Can you copy every row below word for word, leaving the pictures out?

··· Supplied information

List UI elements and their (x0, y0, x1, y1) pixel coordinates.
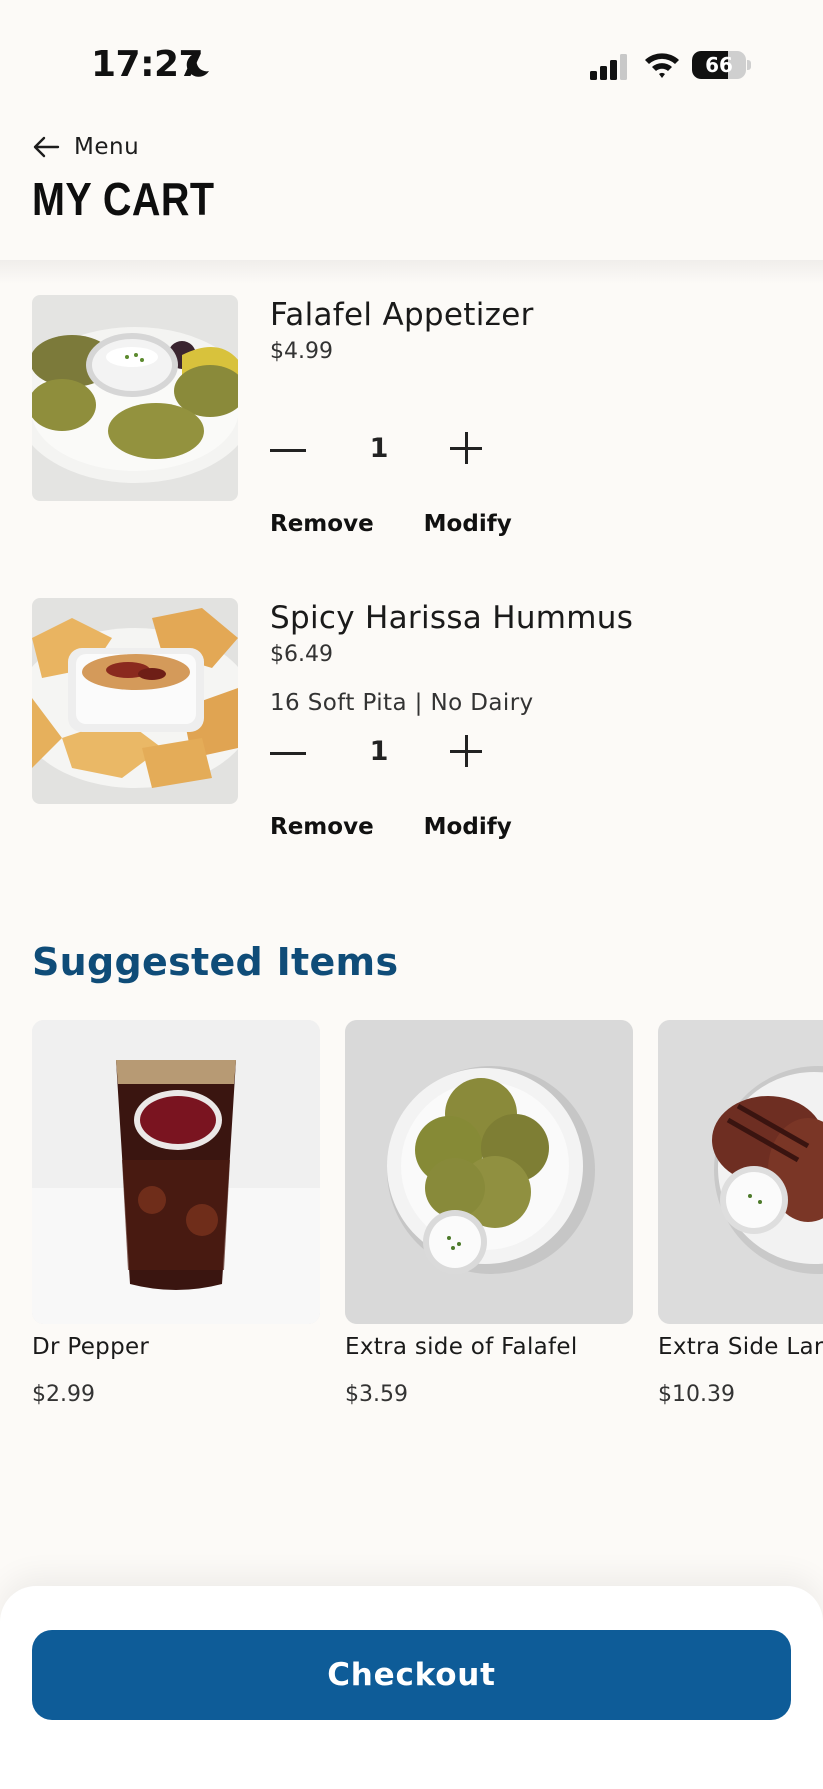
quantity-value: 1 (369, 736, 389, 767)
quantity-stepper: 1 (270, 728, 490, 778)
suggested-item-price: $10.39 (658, 1382, 735, 1407)
cellular-signal-icon (590, 54, 627, 80)
header-divider (0, 260, 823, 284)
falafel-appetizer-image (32, 295, 238, 501)
suggested-items-carousel[interactable]: Dr Pepper $2.99 Extra side of Falafel $3… (0, 1020, 823, 1420)
extra-side-lamb-image (658, 1020, 823, 1324)
spicy-harissa-hummus-image (32, 598, 238, 804)
battery-cap (747, 60, 751, 70)
cart-item: Falafel Appetizer $4.99 1 Remove Modify (32, 295, 792, 537)
remove-button[interactable]: Remove (270, 511, 374, 537)
back-arrow-icon (33, 136, 60, 158)
suggested-item-price: $3.59 (345, 1382, 408, 1407)
page-title: MY CART (32, 173, 215, 225)
quantity-value: 1 (369, 433, 389, 464)
cart-item-name: Falafel Appetizer (270, 297, 534, 333)
back-label: Menu (74, 134, 140, 160)
cart-item-actions: Remove Modify (270, 511, 512, 537)
decrease-quantity-button[interactable] (270, 435, 306, 465)
quantity-stepper: 1 (270, 425, 490, 475)
suggested-item-name: Extra side of Falafel (345, 1334, 578, 1360)
cart-item-price: $6.49 (270, 642, 333, 667)
dr-pepper-image (32, 1020, 320, 1324)
extra-side-of-falafel-image (345, 1020, 633, 1324)
wifi-icon (645, 53, 679, 78)
suggested-item-name: Dr Pepper (32, 1334, 150, 1360)
suggested-item-card[interactable]: Dr Pepper $2.99 (32, 1020, 320, 1407)
suggested-item-card[interactable]: Extra side of Falafel $3.59 (345, 1020, 633, 1407)
cart-item-modifiers: 16 Soft Pita | No Dairy (270, 690, 534, 716)
moon-icon (186, 52, 209, 77)
cart-item-name: Spicy Harissa Hummus (270, 600, 634, 636)
remove-button[interactable]: Remove (270, 814, 374, 840)
suggested-item-name: Extra Side Lar (658, 1334, 823, 1360)
cart-item-price: $4.99 (270, 339, 333, 364)
decrease-quantity-button[interactable] (270, 738, 306, 768)
checkout-panel: Checkout (0, 1586, 823, 1789)
increase-quantity-button[interactable] (450, 431, 484, 465)
modify-button[interactable]: Modify (424, 511, 512, 537)
cart-item-actions: Remove Modify (270, 814, 512, 840)
status-bar: 17:27 66 (0, 0, 823, 120)
cart-header: Menu MY CART (0, 120, 823, 260)
suggested-item-price: $2.99 (32, 1382, 95, 1407)
cart-item: Spicy Harissa Hummus $6.49 16 Soft Pita … (32, 598, 792, 840)
increase-quantity-button[interactable] (450, 734, 484, 768)
battery-level: 66 (705, 53, 733, 77)
suggested-item-card[interactable]: Extra Side Lar $10.39 (658, 1020, 823, 1407)
battery-icon: 66 (692, 51, 746, 79)
modify-button[interactable]: Modify (424, 814, 512, 840)
battery-indicator: 66 (692, 51, 751, 81)
suggested-items-heading: Suggested Items (32, 940, 399, 984)
checkout-button[interactable]: Checkout (32, 1630, 791, 1720)
back-to-menu-button[interactable]: Menu (32, 134, 139, 160)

······

**Written response:**
List UI elements and their (x0, y0, x1, y1) pixel coordinates.
quantity-value: 1 (369, 736, 389, 767)
quantity-stepper: 1 (270, 728, 490, 778)
suggested-item-price: $10.39 (658, 1382, 735, 1407)
cellular-signal-icon (590, 54, 627, 80)
header-divider (0, 260, 823, 284)
falafel-appetizer-image (32, 295, 238, 501)
suggested-items-carousel[interactable]: Dr Pepper $2.99 Extra side of Falafel $3… (0, 1020, 823, 1420)
extra-side-lamb-image (658, 1020, 823, 1324)
spicy-harissa-hummus-image (32, 598, 238, 804)
battery-cap (747, 60, 751, 70)
cart-item: Falafel Appetizer $4.99 1 Remove Modify (32, 295, 792, 537)
remove-button[interactable]: Remove (270, 511, 374, 537)
back-arrow-icon (33, 136, 60, 158)
suggested-item-price: $3.59 (345, 1382, 408, 1407)
page-title: MY CART (32, 173, 215, 225)
quantity-value: 1 (369, 433, 389, 464)
cart-item-name: Falafel Appetizer (270, 297, 534, 333)
back-label: Menu (74, 134, 140, 160)
cart-item-actions: Remove Modify (270, 511, 512, 537)
decrease-quantity-button[interactable] (270, 435, 306, 465)
quantity-stepper: 1 (270, 425, 490, 475)
suggested-item-name: Extra side of Falafel (345, 1334, 578, 1360)
cart-item-price: $6.49 (270, 642, 333, 667)
dr-pepper-image (32, 1020, 320, 1324)
extra-side-of-falafel-image (345, 1020, 633, 1324)
wifi-icon (645, 53, 679, 78)
suggested-item-name: Dr Pepper (32, 1334, 150, 1360)
suggested-item-card[interactable]: Dr Pepper $2.99 (32, 1020, 320, 1407)
suggested-item-card[interactable]: Extra side of Falafel $3.59 (345, 1020, 633, 1407)
cart-item-modifiers: 16 Soft Pita | No Dairy (270, 690, 534, 716)
moon-icon (186, 52, 209, 77)
cart-item-name: Spicy Harissa Hummus (270, 600, 634, 636)
remove-button[interactable]: Remove (270, 814, 374, 840)
suggested-item-name: Extra Side Lar (658, 1334, 823, 1360)
cart-item-price: $4.99 (270, 339, 333, 364)
decrease-quantity-button[interactable] (270, 738, 306, 768)
checkout-panel: Checkout (0, 1586, 823, 1789)
increase-quantity-button[interactable] (450, 431, 484, 465)
modify-button[interactable]: Modify (424, 511, 512, 537)
cart-item-actions: Remove Modify (270, 814, 512, 840)
status-bar: 17:27 66 (0, 0, 823, 120)
cart-header: Menu MY CART (0, 120, 823, 260)
suggested-item-price: $2.99 (32, 1382, 95, 1407)
cart-item: Spicy Harissa Hummus $6.49 16 Soft Pita … (32, 598, 792, 840)
increase-quantity-button[interactable] (450, 734, 484, 768)
battery-level: 66 (705, 53, 733, 77)
suggested-item-card[interactable]: Extra Side Lar $10.39 (658, 1020, 823, 1407)
battery-icon: 66 (692, 51, 746, 79)
modify-button[interactable]: Modify (424, 814, 512, 840)
battery-indicator: 66 (692, 51, 751, 81)
suggested-items-heading: Suggested Items (32, 940, 399, 984)
checkout-button[interactable]: Checkout (32, 1630, 791, 1720)
back-to-menu-button[interactable]: Menu (32, 134, 139, 160)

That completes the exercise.